GIVEN PROBLEM →
Go through the records and show each line where the word "included" occurs.

━━━

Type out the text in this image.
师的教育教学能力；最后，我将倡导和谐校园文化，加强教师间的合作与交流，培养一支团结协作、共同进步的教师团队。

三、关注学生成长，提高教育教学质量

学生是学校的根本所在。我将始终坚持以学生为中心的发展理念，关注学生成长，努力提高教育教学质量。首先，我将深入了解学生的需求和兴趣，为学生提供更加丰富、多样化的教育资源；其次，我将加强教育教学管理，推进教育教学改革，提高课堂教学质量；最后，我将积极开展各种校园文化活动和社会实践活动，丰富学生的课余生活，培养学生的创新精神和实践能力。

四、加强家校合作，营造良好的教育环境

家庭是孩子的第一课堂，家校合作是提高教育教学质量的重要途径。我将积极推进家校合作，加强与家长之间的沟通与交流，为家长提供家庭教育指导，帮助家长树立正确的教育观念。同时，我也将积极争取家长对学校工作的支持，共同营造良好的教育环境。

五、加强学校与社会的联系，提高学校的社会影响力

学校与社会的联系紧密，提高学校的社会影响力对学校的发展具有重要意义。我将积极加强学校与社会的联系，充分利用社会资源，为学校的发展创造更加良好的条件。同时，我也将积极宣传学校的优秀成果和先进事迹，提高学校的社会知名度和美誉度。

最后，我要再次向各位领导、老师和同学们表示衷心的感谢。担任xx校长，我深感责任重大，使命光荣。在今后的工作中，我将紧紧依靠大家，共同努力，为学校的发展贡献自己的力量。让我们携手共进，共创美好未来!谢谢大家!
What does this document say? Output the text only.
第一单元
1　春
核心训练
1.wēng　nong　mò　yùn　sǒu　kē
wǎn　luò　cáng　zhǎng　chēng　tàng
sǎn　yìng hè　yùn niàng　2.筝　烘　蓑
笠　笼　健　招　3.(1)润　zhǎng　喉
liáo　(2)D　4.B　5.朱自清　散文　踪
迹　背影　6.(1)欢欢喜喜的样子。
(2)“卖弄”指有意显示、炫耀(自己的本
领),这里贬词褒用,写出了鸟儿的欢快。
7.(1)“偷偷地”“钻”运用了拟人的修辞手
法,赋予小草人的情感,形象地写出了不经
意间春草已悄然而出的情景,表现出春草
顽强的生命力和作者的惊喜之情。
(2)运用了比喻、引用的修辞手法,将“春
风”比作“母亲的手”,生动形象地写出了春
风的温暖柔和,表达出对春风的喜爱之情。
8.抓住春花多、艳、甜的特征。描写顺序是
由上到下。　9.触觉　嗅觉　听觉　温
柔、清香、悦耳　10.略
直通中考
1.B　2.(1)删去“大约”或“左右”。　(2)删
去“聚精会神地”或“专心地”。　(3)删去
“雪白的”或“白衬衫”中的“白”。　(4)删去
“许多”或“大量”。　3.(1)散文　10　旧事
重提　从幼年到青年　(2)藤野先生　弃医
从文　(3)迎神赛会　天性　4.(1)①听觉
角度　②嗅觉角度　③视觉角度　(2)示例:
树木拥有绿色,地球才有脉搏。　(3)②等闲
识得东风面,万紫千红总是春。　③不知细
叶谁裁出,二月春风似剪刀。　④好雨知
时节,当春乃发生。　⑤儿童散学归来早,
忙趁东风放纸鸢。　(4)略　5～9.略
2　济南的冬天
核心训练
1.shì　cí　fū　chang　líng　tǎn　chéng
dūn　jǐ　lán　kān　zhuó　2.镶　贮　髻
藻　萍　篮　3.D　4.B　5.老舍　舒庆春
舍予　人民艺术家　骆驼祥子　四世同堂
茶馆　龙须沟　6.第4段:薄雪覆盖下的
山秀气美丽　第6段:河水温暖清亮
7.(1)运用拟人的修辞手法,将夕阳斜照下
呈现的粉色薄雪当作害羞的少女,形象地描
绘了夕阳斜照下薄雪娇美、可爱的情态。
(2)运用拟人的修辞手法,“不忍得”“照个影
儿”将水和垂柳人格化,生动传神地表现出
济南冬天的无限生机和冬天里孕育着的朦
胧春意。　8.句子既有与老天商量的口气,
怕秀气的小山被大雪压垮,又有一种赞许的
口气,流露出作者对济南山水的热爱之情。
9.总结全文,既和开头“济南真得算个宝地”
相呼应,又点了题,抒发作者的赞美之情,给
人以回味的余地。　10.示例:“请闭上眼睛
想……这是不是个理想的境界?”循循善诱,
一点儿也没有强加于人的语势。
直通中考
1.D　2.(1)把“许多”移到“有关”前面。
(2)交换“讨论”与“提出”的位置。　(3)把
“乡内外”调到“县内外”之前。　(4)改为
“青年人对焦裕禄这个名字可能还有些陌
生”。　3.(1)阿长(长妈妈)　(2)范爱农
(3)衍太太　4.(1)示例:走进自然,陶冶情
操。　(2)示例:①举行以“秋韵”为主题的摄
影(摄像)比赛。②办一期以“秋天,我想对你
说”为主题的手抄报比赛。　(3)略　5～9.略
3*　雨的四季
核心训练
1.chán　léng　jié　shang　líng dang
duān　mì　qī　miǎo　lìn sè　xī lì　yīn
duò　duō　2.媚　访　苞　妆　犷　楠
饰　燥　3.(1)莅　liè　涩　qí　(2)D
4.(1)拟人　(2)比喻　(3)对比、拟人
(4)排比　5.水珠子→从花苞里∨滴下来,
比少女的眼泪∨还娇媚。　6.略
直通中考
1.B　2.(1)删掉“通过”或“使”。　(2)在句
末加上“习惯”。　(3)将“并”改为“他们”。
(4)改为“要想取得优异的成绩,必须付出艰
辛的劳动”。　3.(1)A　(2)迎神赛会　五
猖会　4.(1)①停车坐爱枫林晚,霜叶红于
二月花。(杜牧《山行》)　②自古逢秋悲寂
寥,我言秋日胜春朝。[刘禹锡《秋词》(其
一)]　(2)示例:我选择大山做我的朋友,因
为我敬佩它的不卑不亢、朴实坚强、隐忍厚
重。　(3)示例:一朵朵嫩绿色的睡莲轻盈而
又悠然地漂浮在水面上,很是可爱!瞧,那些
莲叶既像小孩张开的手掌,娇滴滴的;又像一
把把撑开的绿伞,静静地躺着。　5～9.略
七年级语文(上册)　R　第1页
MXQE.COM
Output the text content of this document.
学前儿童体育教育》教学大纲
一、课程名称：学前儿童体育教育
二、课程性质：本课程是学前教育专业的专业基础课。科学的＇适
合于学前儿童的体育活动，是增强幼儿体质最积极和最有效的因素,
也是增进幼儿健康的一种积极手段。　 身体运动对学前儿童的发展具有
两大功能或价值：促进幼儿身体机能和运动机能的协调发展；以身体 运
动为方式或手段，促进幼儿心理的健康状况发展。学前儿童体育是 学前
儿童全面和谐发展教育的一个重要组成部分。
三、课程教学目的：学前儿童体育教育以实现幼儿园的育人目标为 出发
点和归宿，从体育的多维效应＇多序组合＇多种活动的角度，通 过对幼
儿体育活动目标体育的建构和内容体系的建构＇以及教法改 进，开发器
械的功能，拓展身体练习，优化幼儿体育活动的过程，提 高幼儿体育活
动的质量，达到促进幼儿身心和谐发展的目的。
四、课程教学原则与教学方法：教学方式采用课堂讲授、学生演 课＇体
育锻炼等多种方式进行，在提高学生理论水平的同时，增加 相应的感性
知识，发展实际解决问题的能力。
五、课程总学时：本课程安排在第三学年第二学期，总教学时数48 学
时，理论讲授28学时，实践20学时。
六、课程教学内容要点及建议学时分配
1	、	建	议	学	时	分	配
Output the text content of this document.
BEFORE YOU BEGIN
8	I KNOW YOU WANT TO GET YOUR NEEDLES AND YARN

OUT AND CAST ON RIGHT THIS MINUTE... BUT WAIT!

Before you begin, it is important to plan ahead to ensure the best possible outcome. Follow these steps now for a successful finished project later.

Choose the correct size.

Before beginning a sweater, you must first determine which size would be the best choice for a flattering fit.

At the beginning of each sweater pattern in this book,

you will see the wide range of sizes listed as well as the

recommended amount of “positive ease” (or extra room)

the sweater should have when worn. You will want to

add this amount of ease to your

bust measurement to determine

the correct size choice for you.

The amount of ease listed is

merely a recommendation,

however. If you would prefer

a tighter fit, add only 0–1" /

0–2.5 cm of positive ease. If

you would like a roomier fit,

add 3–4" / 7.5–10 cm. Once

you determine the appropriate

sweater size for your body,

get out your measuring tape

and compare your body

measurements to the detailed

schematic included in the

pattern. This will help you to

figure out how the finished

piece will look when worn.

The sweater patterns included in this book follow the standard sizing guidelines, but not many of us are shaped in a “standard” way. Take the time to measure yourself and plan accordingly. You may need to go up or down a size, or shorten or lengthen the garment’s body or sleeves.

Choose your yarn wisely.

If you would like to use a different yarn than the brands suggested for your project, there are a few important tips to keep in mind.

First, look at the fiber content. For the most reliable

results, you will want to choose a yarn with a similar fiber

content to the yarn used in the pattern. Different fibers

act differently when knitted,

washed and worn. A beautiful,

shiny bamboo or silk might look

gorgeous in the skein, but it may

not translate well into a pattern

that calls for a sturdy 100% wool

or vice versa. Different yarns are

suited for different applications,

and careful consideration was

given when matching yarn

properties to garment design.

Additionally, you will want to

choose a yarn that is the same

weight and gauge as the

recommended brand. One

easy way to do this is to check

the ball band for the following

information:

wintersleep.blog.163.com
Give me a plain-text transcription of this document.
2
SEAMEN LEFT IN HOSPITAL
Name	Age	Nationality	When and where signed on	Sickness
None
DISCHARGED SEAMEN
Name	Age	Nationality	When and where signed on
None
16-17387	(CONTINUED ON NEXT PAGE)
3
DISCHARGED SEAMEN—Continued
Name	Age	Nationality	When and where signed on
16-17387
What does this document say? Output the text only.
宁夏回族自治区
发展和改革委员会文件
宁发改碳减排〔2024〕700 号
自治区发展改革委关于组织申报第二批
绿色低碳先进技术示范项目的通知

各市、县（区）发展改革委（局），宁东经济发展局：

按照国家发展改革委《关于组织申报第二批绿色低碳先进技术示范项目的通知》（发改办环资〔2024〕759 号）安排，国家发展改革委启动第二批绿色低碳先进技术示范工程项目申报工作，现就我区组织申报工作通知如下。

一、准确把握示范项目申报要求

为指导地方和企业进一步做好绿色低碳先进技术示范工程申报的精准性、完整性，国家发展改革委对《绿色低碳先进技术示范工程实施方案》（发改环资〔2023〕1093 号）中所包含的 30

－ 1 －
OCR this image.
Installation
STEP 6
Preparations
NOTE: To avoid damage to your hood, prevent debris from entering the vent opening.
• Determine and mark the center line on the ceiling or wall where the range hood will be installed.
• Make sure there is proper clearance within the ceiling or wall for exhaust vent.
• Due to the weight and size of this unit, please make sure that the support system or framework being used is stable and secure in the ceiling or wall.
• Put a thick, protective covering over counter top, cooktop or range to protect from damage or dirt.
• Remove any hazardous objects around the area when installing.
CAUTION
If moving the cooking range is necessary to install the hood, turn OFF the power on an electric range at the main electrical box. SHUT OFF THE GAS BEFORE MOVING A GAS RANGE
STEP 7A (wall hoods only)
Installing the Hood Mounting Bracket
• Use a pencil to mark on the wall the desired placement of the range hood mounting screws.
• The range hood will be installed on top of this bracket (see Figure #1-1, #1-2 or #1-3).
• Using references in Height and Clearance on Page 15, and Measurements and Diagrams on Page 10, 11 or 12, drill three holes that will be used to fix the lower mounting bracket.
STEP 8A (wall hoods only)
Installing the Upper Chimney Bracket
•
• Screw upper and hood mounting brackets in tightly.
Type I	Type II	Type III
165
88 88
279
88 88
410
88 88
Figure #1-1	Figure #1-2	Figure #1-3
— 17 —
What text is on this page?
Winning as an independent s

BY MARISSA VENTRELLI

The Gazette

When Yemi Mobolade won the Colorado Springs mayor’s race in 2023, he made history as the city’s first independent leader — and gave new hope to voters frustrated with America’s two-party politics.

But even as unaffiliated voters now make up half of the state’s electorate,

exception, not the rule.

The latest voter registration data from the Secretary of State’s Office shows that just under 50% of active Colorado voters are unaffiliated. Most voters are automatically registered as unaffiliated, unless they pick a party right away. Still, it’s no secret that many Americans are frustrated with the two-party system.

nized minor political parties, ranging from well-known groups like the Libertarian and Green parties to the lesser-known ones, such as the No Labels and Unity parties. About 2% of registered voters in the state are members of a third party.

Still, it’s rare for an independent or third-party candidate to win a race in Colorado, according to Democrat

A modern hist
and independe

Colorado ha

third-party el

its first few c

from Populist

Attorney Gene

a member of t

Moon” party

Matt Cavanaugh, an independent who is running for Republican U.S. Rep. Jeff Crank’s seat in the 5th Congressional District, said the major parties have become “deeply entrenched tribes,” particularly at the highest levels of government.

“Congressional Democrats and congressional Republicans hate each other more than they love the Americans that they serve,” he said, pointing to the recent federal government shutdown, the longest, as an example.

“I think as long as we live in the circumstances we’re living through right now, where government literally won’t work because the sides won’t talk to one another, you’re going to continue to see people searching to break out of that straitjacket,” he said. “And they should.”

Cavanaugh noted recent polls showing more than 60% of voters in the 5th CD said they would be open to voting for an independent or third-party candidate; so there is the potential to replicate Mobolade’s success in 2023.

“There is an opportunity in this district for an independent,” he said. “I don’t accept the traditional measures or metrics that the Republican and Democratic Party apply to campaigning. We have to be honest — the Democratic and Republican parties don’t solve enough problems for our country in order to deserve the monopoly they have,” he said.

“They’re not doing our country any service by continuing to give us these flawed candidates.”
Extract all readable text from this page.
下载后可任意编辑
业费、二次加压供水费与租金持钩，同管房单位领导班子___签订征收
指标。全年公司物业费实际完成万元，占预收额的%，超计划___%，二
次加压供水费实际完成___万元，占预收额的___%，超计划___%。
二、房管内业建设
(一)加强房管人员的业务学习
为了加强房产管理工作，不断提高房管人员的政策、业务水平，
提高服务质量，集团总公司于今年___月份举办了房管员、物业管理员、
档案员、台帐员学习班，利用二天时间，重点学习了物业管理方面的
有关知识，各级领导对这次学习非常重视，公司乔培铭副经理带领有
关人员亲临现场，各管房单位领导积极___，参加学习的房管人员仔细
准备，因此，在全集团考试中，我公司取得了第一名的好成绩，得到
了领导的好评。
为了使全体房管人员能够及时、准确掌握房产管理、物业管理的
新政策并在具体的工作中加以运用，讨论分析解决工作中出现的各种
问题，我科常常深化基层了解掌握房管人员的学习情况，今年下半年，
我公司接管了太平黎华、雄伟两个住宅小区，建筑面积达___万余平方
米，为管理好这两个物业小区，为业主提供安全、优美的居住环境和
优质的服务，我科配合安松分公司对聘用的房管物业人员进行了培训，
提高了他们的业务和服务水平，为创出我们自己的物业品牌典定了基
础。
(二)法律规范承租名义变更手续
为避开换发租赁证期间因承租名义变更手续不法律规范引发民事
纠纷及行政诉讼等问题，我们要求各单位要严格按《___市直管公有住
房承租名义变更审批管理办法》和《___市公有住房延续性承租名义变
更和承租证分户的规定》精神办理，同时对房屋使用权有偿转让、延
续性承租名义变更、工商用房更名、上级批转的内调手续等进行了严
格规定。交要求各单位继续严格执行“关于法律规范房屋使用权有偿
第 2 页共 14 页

━━━

EXERCISE OUTPUT →
schematic included in the
The sweater patterns included in this book follow the standard sizing guidelines, but not many of us are shaped in a “standard” way. Take the time to measure yourself and plan accordingly. You may need to go up or down a size, or shorten or lengthen the garment’s body or sleeves.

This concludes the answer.